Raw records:
------------------------------------

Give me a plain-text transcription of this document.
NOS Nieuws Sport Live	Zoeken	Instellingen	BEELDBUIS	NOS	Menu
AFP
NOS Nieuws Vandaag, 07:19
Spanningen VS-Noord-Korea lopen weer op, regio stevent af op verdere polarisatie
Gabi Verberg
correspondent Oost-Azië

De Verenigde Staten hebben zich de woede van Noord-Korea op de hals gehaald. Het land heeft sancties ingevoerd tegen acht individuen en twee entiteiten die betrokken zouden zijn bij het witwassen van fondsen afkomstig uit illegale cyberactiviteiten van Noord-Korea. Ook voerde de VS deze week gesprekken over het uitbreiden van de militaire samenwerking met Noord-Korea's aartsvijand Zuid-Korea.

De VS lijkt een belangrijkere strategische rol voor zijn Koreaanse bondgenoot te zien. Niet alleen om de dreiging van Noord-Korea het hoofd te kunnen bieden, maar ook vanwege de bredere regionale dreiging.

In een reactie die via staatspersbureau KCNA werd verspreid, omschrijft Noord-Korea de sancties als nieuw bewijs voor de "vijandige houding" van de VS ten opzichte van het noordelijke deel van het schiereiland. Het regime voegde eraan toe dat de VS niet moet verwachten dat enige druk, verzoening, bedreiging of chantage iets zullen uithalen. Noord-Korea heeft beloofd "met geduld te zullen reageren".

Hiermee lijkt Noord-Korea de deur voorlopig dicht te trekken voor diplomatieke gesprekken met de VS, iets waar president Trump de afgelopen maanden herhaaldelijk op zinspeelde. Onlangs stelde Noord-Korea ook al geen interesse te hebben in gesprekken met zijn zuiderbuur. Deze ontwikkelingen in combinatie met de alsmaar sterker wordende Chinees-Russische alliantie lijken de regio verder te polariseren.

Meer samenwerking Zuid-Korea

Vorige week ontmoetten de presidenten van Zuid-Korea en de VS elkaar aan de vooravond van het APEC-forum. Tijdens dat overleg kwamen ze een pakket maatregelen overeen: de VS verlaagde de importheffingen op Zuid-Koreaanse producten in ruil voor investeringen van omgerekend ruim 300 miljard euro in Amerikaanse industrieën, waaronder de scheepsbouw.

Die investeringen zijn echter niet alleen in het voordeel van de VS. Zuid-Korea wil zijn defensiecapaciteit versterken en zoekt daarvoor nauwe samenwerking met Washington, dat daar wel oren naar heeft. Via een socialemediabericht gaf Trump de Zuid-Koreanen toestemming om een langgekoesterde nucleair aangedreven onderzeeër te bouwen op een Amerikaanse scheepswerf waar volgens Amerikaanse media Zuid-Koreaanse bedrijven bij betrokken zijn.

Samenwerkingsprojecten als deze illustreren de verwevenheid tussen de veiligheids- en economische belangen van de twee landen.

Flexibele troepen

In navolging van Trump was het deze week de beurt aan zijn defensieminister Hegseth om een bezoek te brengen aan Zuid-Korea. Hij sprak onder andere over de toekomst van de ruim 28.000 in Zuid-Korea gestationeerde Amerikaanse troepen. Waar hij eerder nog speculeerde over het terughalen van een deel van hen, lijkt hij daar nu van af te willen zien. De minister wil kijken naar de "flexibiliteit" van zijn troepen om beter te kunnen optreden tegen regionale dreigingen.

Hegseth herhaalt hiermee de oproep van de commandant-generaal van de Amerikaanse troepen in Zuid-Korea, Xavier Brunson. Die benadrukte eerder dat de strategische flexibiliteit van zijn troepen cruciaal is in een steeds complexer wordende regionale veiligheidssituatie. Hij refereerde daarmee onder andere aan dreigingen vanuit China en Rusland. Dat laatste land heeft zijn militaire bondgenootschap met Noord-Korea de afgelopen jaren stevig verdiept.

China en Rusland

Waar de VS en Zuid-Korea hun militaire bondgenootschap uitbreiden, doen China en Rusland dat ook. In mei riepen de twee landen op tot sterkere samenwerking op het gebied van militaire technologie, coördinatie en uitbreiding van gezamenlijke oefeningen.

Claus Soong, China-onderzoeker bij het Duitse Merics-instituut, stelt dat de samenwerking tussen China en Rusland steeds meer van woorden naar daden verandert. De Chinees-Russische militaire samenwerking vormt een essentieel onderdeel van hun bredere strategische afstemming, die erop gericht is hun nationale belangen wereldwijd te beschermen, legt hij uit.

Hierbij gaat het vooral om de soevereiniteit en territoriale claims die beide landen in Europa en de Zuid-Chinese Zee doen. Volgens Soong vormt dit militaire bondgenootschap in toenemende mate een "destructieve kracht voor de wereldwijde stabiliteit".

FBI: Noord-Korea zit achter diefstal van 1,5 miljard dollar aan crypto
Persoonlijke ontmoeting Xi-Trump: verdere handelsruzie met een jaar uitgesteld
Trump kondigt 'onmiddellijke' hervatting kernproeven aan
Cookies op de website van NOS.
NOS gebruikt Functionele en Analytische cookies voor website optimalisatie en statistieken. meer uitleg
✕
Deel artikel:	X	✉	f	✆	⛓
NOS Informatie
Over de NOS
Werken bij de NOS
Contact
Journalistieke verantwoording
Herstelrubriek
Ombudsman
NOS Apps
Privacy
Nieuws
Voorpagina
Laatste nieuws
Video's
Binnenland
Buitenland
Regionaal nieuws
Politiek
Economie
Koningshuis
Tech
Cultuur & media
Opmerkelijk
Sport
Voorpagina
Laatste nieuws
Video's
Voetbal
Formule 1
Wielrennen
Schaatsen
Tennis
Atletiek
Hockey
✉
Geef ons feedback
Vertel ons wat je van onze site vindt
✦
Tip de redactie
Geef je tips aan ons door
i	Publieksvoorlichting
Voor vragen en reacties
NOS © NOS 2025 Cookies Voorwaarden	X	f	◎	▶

------------------------------------

Produce an exact copy of the whole listing.

Give me a plain-text transcription of this document.
NOS Nieuws Sport Live	Zoeken	Instellingen	BEELDBUIS	NOS	Menu
AFP
NOS Nieuws Vandaag, 07:19
Spanningen VS-Noord-Korea lopen weer op, regio stevent af op verdere polarisatie
Gabi Verberg
correspondent Oost-Azië

De Verenigde Staten hebben zich de woede van Noord-Korea op de hals gehaald. Het land heeft sancties ingevoerd tegen acht individuen en twee entiteiten die betrokken zouden zijn bij het witwassen van fondsen afkomstig uit illegale cyberactiviteiten van Noord-Korea. Ook voerde de VS deze week gesprekken over het uitbreiden van de militaire samenwerking met Noord-Korea's aartsvijand Zuid-Korea.

De VS lijkt een belangrijkere strategische rol voor zijn Koreaanse bondgenoot te zien. Niet alleen om de dreiging van Noord-Korea het hoofd te kunnen bieden, maar ook vanwege de bredere regionale dreiging.

In een reactie die via staatspersbureau KCNA werd verspreid, omschrijft Noord-Korea de sancties als nieuw bewijs voor de "vijandige houding" van de VS ten opzichte van het noordelijke deel van het schiereiland. Het regime voegde eraan toe dat de VS niet moet verwachten dat enige druk, verzoening, bedreiging of chantage iets zullen uithalen. Noord-Korea heeft beloofd "met geduld te zullen reageren".

Hiermee lijkt Noord-Korea de deur voorlopig dicht te trekken voor diplomatieke gesprekken met de VS, iets waar president Trump de afgelopen maanden herhaaldelijk op zinspeelde. Onlangs stelde Noord-Korea ook al geen interesse te hebben in gesprekken met zijn zuiderbuur. Deze ontwikkelingen in combinatie met de alsmaar sterker wordende Chinees-Russische alliantie lijken de regio verder te polariseren.

Meer samenwerking Zuid-Korea

Vorige week ontmoetten de presidenten van Zuid-Korea en de VS elkaar aan de vooravond van het APEC-forum. Tijdens dat overleg kwamen ze een pakket maatregelen overeen: de VS verlaagde de importheffingen op Zuid-Koreaanse producten in ruil voor investeringen van omgerekend ruim 300 miljard euro in Amerikaanse industrieën, waaronder de scheepsbouw.

Die investeringen zijn echter niet alleen in het voordeel van de VS. Zuid-Korea wil zijn defensiecapaciteit versterken en zoekt daarvoor nauwe samenwerking met Washington, dat daar wel oren naar heeft. Via een socialemediabericht gaf Trump de Zuid-Koreanen toestemming om een langgekoesterde nucleair aangedreven onderzeeër te bouwen op een Amerikaanse scheepswerf waar volgens Amerikaanse media Zuid-Koreaanse bedrijven bij betrokken zijn.

Samenwerkingsprojecten als deze illustreren de verwevenheid tussen de veiligheids- en economische belangen van de twee landen.

Flexibele troepen

In navolging van Trump was het deze week de beurt aan zijn defensieminister Hegseth om een bezoek te brengen aan Zuid-Korea. Hij sprak onder andere over de toekomst van de ruim 28.000 in Zuid-Korea gestationeerde Amerikaanse troepen. Waar hij eerder nog speculeerde over het terughalen van een deel van hen, lijkt hij daar nu van af te willen zien. De minister wil kijken naar de "flexibiliteit" van zijn troepen om beter te kunnen optreden tegen regionale dreigingen.

Hegseth herhaalt hiermee de oproep van de commandant-generaal van de Amerikaanse troepen in Zuid-Korea, Xavier Brunson. Die benadrukte eerder dat de strategische flexibiliteit van zijn troepen cruciaal is in een steeds complexer wordende regionale veiligheidssituatie. Hij refereerde daarmee onder andere aan dreigingen vanuit China en Rusland. Dat laatste land heeft zijn militaire bondgenootschap met Noord-Korea de afgelopen jaren stevig verdiept.

China en Rusland

Waar de VS en Zuid-Korea hun militaire bondgenootschap uitbreiden, doen China en Rusland dat ook. In mei riepen de twee landen op tot sterkere samenwerking op het gebied van militaire technologie, coördinatie en uitbreiding van gezamenlijke oefeningen.

Claus Soong, China-onderzoeker bij het Duitse Merics-instituut, stelt dat de samenwerking tussen China en Rusland steeds meer van woorden naar daden verandert. De Chinees-Russische militaire samenwerking vormt een essentieel onderdeel van hun bredere strategische afstemming, die erop gericht is hun nationale belangen wereldwijd te beschermen, legt hij uit.

Hierbij gaat het vooral om de soevereiniteit en territoriale claims die beide landen in Europa en de Zuid-Chinese Zee doen. Volgens Soong vormt dit militaire bondgenootschap in toenemende mate een "destructieve kracht voor de wereldwijde stabiliteit".

FBI: Noord-Korea zit achter diefstal van 1,5 miljard dollar aan crypto
Persoonlijke ontmoeting Xi-Trump: verdere handelsruzie met een jaar uitgesteld
Trump kondigt 'onmiddellijke' hervatting kernproeven aan
Cookies op de website van NOS.
NOS gebruikt Functionele en Analytische cookies voor website optimalisatie en statistieken. meer uitleg
✕
Deel artikel:	X	✉	f	✆	⛓
NOS Informatie
Over de NOS
Werken bij de NOS
Contact
Journalistieke verantwoording
Herstelrubriek
Ombudsman
NOS Apps
Privacy
Nieuws
Voorpagina
Laatste nieuws
Video's
Binnenland
Buitenland
Regionaal nieuws
Politiek
Economie
Koningshuis
Tech
Cultuur & media
Opmerkelijk
Sport
Voorpagina
Laatste nieuws
Video's
Voetbal
Formule 1
Wielrennen
Schaatsen
Tennis
Atletiek
Hockey
✉
Geef ons feedback
Vertel ons wat je van onze site vindt
✦
Tip de redactie
Geef je tips aan ons door
i	Publieksvoorlichting
Voor vragen en reacties
NOS © NOS 2025 Cookies Voorwaarden	X	f	◎	▶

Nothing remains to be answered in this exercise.